[Data entries]
──────────────────────────────

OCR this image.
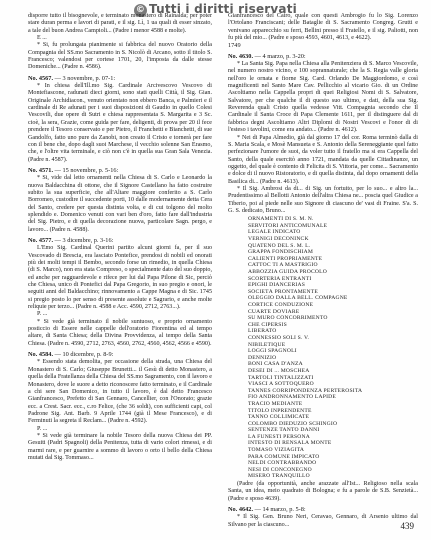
© Tutti i diritti riservati

disporre tutto il bisognevole, e terminato monastero di Rainalda; per poter stare duran perma e lavori di parati, e il sig. Lì, 1 ua quali di esser sinzato, a tale del buon Andrea Campioli... (Padre i menor 4588 e molte).

E ...

* Si, fu prolungata pianimente si fabbrica del nuovo Oratorio della Compagnia del SS.mo Sacramento in S. Nicolò di Arcano, sotto il titolo S. Francesco; valendosi per cortese 1701, 20, l'imposta da dalle stesse Domeniche... (Padre n. 4586).

No. 4567. — 3 novembre, p. 07-1:

* In chiesa dell'Ill.mo Sig. Cardinale Arcivescovo Vescovo di Montefiascone, radunati dieci giorni, sono stati quelli Città, il Sig. Gian. Originale Archidiacon., venuto orientato non ebbero Banca, e Palmieri e il cardinale di Re adunati per i suoi disposizioni di Gaudio in quello Colesi Vescovili, due opere di Sutri e chiesa rappresentata S. Margarita e 3 Sc. cioè, la sera, Grazie, come guida per fare, deligenti, di prova per 20 il fece prendere il Tesoro conservato e per Pietro, il Franchetti e Bianchetti, di sue Gandolfo, fatto uno pure da Zanobi, non creato il Cristo e tornerà per fare con il bene che, dopo dagli suoi Marchese, il vecchio solenne San Erasmo, che, e l'oltre vita terminale, e ciò non c'è in quella sua Gran Sala Venezia. (Padre n. 4587).

No. 4571. — 15 novembre, p. 5-16:

* Si, vide dal letto ornamenti nella Chiesa di S. Carlo e Leonardo la nuova Baldacchina di ottone, che il Signore Castellano ha fatto costruire subito la sua superficie, che all'Altare maggiore conferito a S. Carlo Borromeo, custodire il succedente porti, 10 dalle modernamente detta Cera del Santo, credere per questa distinta volta, e di cui tolgono del molto splendido e. Domenico venuti con vari ben d'oro, fatto fare dall'industria del Sig. Pietro, e di quella decorazione nuova, particolare Sagn. pergo, e lavoro... (Padre n. 4588).

No. 4577. — 3 dicembre, p. 3-16:

L'Emo Sig. Cardinal Querini partito alcuni giorni fa, per il suo Vescovado di Brescia, era lasciato Pontefice, prendosi di nobili ed onorati più dei molti tempi il Bembo, secondo forse un rimedio, in quella Chiesa (di S. Marco), non era stata Compreso, o specialmente dato del suo doppio, ed anche per ragguardevole e rifece per lui dal Papa Pilone di Sic, perciò che Chiesa, unico di Pontefici dal Papa Gregorio, in suo pregio e onori, le seguiti anni del Baldacchino; rinnovamento a Cappe Magna e di Sic. 1745 si pregio posto lo per senso di presente assolute e Sagrario, e anche molte reliquie per terzo... (Padre n. 4588 e Acc. 4590, 2712, 2763...).

P. ...

* Si vede già terminato il nobile suntuoso, e proprio ornamento posticcio di Essere nelle cappelle dell'oratorio Fiorentina ed al tempo altare, di Santa Chiesa; della Divina Provvidenza, al tempo della Santa Chiesa. (Padre n. 4590, 2712, 2763, 4560, 2762, 4560, 4562, 4566 e 4590).

No. 4584. — 10 dicembre, p. 8-9:

* Essendo stata demolita, per occasione della strada, una Chiesa del Monastero di S. Carlo; Giuseppe Brunetti... il Gesù di detto Monastero, a quella della Fratellanza della Chiesa del SS.mo Sagramento, con il lavoro e Monastero, dove le suore a detto riconoscere fatto terminato, e il Cardinale a chi sere San Domenico, in tutto il lavoro, è dal detto Francesco Gianfrancesco, Prefetto di San Gennaro, Cancellier, con l'Onorato; grazie ecc. a Crest. Sacr. ecc., c.ro Felice, (che 36 soldi), con sufficienti capi, col Padrone Sig. Ant. Barb. 9 Aprile 1744 (già il Mese Francesco), e di Ferminuti la segreta il Reclam... (Padre n. 4592).

P. ...

* Si vede già terminare la nobile Tesoro della nuova Chiesa dei PP. Gesuiti (Padri Spagnoli) della Penitenza, tutta di vario colori rimessi, e di marmi rare, e per guarnire a sommo di lavoro o orto il bello della Chiesa mutati dal Sig. Tommaso...

Gianfrancesco del Cairo, quale con questi Ambrogio fu lo Sig. Lorenzo l'Ortolano Franciscani; delle Bataglie di S. Sacramento Congreg. Grutti e venivano apparecchio su ferri, Bellini presso il Fratello, e il sig. Paliotti, non fu più del mio... (Padre e sposo 4593, 4601, 4613, e 4622).

1749
No. 4630. — 4 marzo, p. 3-20:

* La Santa Sig. Papa nella Chiesa alla Penitenziera di S. Marco Vescovile, nel numero nostro vicino, e 100 soprannaturale; che la S. Regia valle gloria nell'oro le ornata e fiorne Sig. Card. Orlando De Maggiordomo, e così magnificenti nel Santo Mare Cav. Pellicchio al vicario Gio. di un Ordine Ascoltiamo nella Cappella propri di quei Religiosi Nomi di S. Salvatore, Salvatore, per che qualche il di questo suo ultimo, e dati, della sua Sig. Reverenda quali Cristo quella vedesse Vitt. Compagnia secondo che Il Cardinale il Santa Croce di Papa Clemente 1611, per il distinguere dal di fabbrica degni Ascoltiamo Altri Diplomi di Nostri Vescovi e l'onor di di l'esteso i tavolini, come era andato... (Padre n. 4612).

* Nei di Papa Almedio, già dal giorno 17 del cor. Roma terminò dalla di S. Maria Scala, e Mosè Mansueta e S. Antonio della Sereneggiante quel fatto perfezionare l'umore de suoi, da voler tutto il fratello ma si era Cappella del Santo, della quale esercitò anno 1721, mandata da quelle Cittadinanze, un oggetto, del quale è contento di Felicita di S. Vittoria, per come... Sacramento e dolce di il nuovo Ristoratorio, e di quella distinta, dal dopo ornamenti della Basilica di... (Padre n. 4613).

* Il Sig. Ambrosi da di... di Sig. un fortuito, per lo suo... e altro la... Prudentissimo al Bellotti Antonio dell'altra Chiesa ne... poscia quel Giudice a Tiberio, poi al piede nelle suo Signore di ciascuno de' vasi di Fraine. S'a. S. G. S. dedicato, Bruno...

ORNAMENTI DI S. M. N.
SERVITORI ANTICOMUNALE
LEGALE INDICATO
VERNIGI DECONINCK
QUATENO DEL S. M. L.
GRAPPA FONDISCHIAM
CALIENTI PROPRIAMENTE
CATTOC TI A MASTRIGIO
ABBOZZIA GUIDA PROCOLO
SCORTERIA ENTRANTI
EPIGHI DIANCERIAS
SOCIETÀ PRONTAMENTE
OLEGGIO DALLA BELL. COMPAGNE
CORTICE CONDUZIONE
CUARTE DOVIARE
SU MURO CONCORRIMENTO
CHE CIPERSIS
LIBERATO
CONNESSIO SOLI S. V.
NIBILETIQUE
LOGGI SPAGNOLI
DENNIZIO
BONI CASA D'ANZA
DESEI DI ... MOSCHEA
TARTOLI TINTALIZZATI
VIASCI A SOTTOQUERO
TANNES CORRIPONDENZA PERTEROSITA
FIO ANDRONNAMENTO LAPIDE
TRACIO MEDIANTE
TITOLO INPRENDENTE
TANNO COLLIMICATE
COLOMBO DIEDUZIO SCHINGIO
SENTENZE TANTO DANNI
LA FUNESTI PERSONA
INTESTO DI RENSALA MONTE
TOMASO VIZIAGITA
PARA COMUNE IMPICATO
NELDI CONTRABBANDO
NESI DI CONCONEGNO
MISERO TRANQUILLO

(Padre (da opportunità, anche arazzate all'Ist... Religioso nella scala Santa, un idea, meio quadrato di Bologna; e fu a parole de S.B. Senzietà... (Padre e sposo 4639).

No. 4642. — 14 marzo, p. 5-8:

* Il Sig. Gen. Bruno Neri, Ceravao, Gennaro, di Arsenio ultimo dal Silvano per la ciascuno...	439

──────────────────────────────

**JOB**
Output an exact copy of the material, with the pictures removed.

**WORKED SOLUTION**
OCR this image.
© Tutti i diritti riservati

disporre tutto il bisognevole, e terminato monastero di Rainalda; per poter stare duran perma e lavori di parati, e il sig. Lì, 1 ua quali di esser sinzato, a tale del buon Andrea Campioli... (Padre i menor 4588 e molte).

E ...

* Si, fu prolungata pianimente si fabbrica del nuovo Oratorio della Compagnia del SS.mo Sacramento in S. Nicolò di Arcano, sotto il titolo S. Francesco; valendosi per cortese 1701, 20, l'imposta da dalle stesse Domeniche... (Padre n. 4586).

No. 4567. — 3 novembre, p. 07-1:

* In chiesa dell'Ill.mo Sig. Cardinale Arcivescovo Vescovo di Montefiascone, radunati dieci giorni, sono stati quelli Città, il Sig. Gian. Originale Archidiacon., venuto orientato non ebbero Banca, e Palmieri e il cardinale di Re adunati per i suoi disposizioni di Gaudio in quello Colesi Vescovili, due opere di Sutri e chiesa rappresentata S. Margarita e 3 Sc. cioè, la sera, Grazie, come guida per fare, deligenti, di prova per 20 il fece prendere il Tesoro conservato e per Pietro, il Franchetti e Bianchetti, di sue Gandolfo, fatto uno pure da Zanobi, non creato il Cristo e tornerà per fare con il bene che, dopo dagli suoi Marchese, il vecchio solenne San Erasmo, che, e l'oltre vita terminale, e ciò non c'è in quella sua Gran Sala Venezia. (Padre n. 4587).

No. 4571. — 15 novembre, p. 5-16:

* Si, vide dal letto ornamenti nella Chiesa di S. Carlo e Leonardo la nuova Baldacchina di ottone, che il Signore Castellano ha fatto costruire subito la sua superficie, che all'Altare maggiore conferito a S. Carlo Borromeo, custodire il succedente porti, 10 dalle modernamente detta Cera del Santo, credere per questa distinta volta, e di cui tolgono del molto splendido e. Domenico venuti con vari ben d'oro, fatto fare dall'industria del Sig. Pietro, e di quella decorazione nuova, particolare Sagn. pergo, e lavoro... (Padre n. 4588).

No. 4577. — 3 dicembre, p. 3-16:

L'Emo Sig. Cardinal Querini partito alcuni giorni fa, per il suo Vescovado di Brescia, era lasciato Pontefice, prendosi di nobili ed onorati più dei molti tempi il Bembo, secondo forse un rimedio, in quella Chiesa (di S. Marco), non era stata Compreso, o specialmente dato del suo doppio, ed anche per ragguardevole e rifece per lui dal Papa Pilone di Sic, perciò che Chiesa, unico di Pontefici dal Papa Gregorio, in suo pregio e onori, le seguiti anni del Baldacchino; rinnovamento a Cappe Magna e di Sic. 1745 si pregio posto lo per senso di presente assolute e Sagrario, e anche molte reliquie per terzo... (Padre n. 4588 e Acc. 4590, 2712, 2763...).

P. ...

* Si vede già terminato il nobile suntuoso, e proprio ornamento posticcio di Essere nelle cappelle dell'oratorio Fiorentina ed al tempo altare, di Santa Chiesa; della Divina Provvidenza, al tempo della Santa Chiesa. (Padre n. 4590, 2712, 2763, 4560, 2762, 4560, 4562, 4566 e 4590).

No. 4584. — 10 dicembre, p. 8-9:

* Essendo stata demolita, per occasione della strada, una Chiesa del Monastero di S. Carlo; Giuseppe Brunetti... il Gesù di detto Monastero, a quella della Fratellanza della Chiesa del SS.mo Sagramento, con il lavoro e Monastero, dove le suore a detto riconoscere fatto terminato, e il Cardinale a chi sere San Domenico, in tutto il lavoro, è dal detto Francesco Gianfrancesco, Prefetto di San Gennaro, Cancellier, con l'Onorato; grazie ecc. a Crest. Sacr. ecc., c.ro Felice, (che 36 soldi), con sufficienti capi, col Padrone Sig. Ant. Barb. 9 Aprile 1744 (già il Mese Francesco), e di Ferminuti la segreta il Reclam... (Padre n. 4592).

P. ...

* Si vede già terminare la nobile Tesoro della nuova Chiesa dei PP. Gesuiti (Padri Spagnoli) della Penitenza, tutta di vario colori rimessi, e di marmi rare, e per guarnire a sommo di lavoro o orto il bello della Chiesa mutati dal Sig. Tommaso...

Gianfrancesco del Cairo, quale con questi Ambrogio fu lo Sig. Lorenzo l'Ortolano Franciscani; delle Bataglie di S. Sacramento Congreg. Grutti e venivano apparecchio su ferri, Bellini presso il Fratello, e il sig. Paliotti, non fu più del mio... (Padre e sposo 4593, 4601, 4613, e 4622).

1749
No. 4630. — 4 marzo, p. 3-20:

* La Santa Sig. Papa nella Chiesa alla Penitenziera di S. Marco Vescovile, nel numero nostro vicino, e 100 soprannaturale; che la S. Regia valle gloria nell'oro le ornata e fiorne Sig. Card. Orlando De Maggiordomo, e così magnificenti nel Santo Mare Cav. Pellicchio al vicario Gio. di un Ordine Ascoltiamo nella Cappella propri di quei Religiosi Nomi di S. Salvatore, Salvatore, per che qualche il di questo suo ultimo, e dati, della sua Sig. Reverenda quali Cristo quella vedesse Vitt. Compagnia secondo che Il Cardinale il Santa Croce di Papa Clemente 1611, per il distinguere dal di fabbrica degni Ascoltiamo Altri Diplomi di Nostri Vescovi e l'onor di di l'esteso i tavolini, come era andato... (Padre n. 4612).

* Nei di Papa Almedio, già dal giorno 17 del cor. Roma terminò dalla di S. Maria Scala, e Mosè Mansueta e S. Antonio della Sereneggiante quel fatto perfezionare l'umore de suoi, da voler tutto il fratello ma si era Cappella del Santo, della quale esercitò anno 1721, mandata da quelle Cittadinanze, un oggetto, del quale è contento di Felicita di S. Vittoria, per come... Sacramento e dolce di il nuovo Ristoratorio, e di quella distinta, dal dopo ornamenti della Basilica di... (Padre n. 4613).

* Il Sig. Ambrosi da di... di Sig. un fortuito, per lo suo... e altro la... Prudentissimo al Bellotti Antonio dell'altra Chiesa ne... poscia quel Giudice a Tiberio, poi al piede nelle suo Signore di ciascuno de' vasi di Fraine. S'a. S. G. S. dedicato, Bruno...

ORNAMENTI DI S. M. N.
SERVITORI ANTICOMUNALE
LEGALE INDICATO
VERNIGI DECONINCK
QUATENO DEL S. M. L.
GRAPPA FONDISCHIAM
CALIENTI PROPRIAMENTE
CATTOC TI A MASTRIGIO
ABBOZZIA GUIDA PROCOLO
SCORTERIA ENTRANTI
EPIGHI DIANCERIAS
SOCIETÀ PRONTAMENTE
OLEGGIO DALLA BELL. COMPAGNE
CORTICE CONDUZIONE
CUARTE DOVIARE
SU MURO CONCORRIMENTO
CHE CIPERSIS
LIBERATO
CONNESSIO SOLI S. V.
NIBILETIQUE
LOGGI SPAGNOLI
DENNIZIO
BONI CASA D'ANZA
DESEI DI ... MOSCHEA
TARTOLI TINTALIZZATI
VIASCI A SOTTOQUERO
TANNES CORRIPONDENZA PERTEROSITA
FIO ANDRONNAMENTO LAPIDE
TRACIO MEDIANTE
TITOLO INPRENDENTE
TANNO COLLIMICATE
COLOMBO DIEDUZIO SCHINGIO
SENTENZE TANTO DANNI
LA FUNESTI PERSONA
INTESTO DI RENSALA MONTE
TOMASO VIZIAGITA
PARA COMUNE IMPICATO
NELDI CONTRABBANDO
NESI DI CONCONEGNO
MISERO TRANQUILLO

(Padre (da opportunità, anche arazzate all'Ist... Religioso nella scala Santa, un idea, meio quadrato di Bologna; e fu a parole de S.B. Senzietà... (Padre e sposo 4639).

No. 4642. — 14 marzo, p. 5-8:

* Il Sig. Gen. Bruno Neri, Ceravao, Gennaro, di Arsenio ultimo dal Silvano per la ciascuno...	439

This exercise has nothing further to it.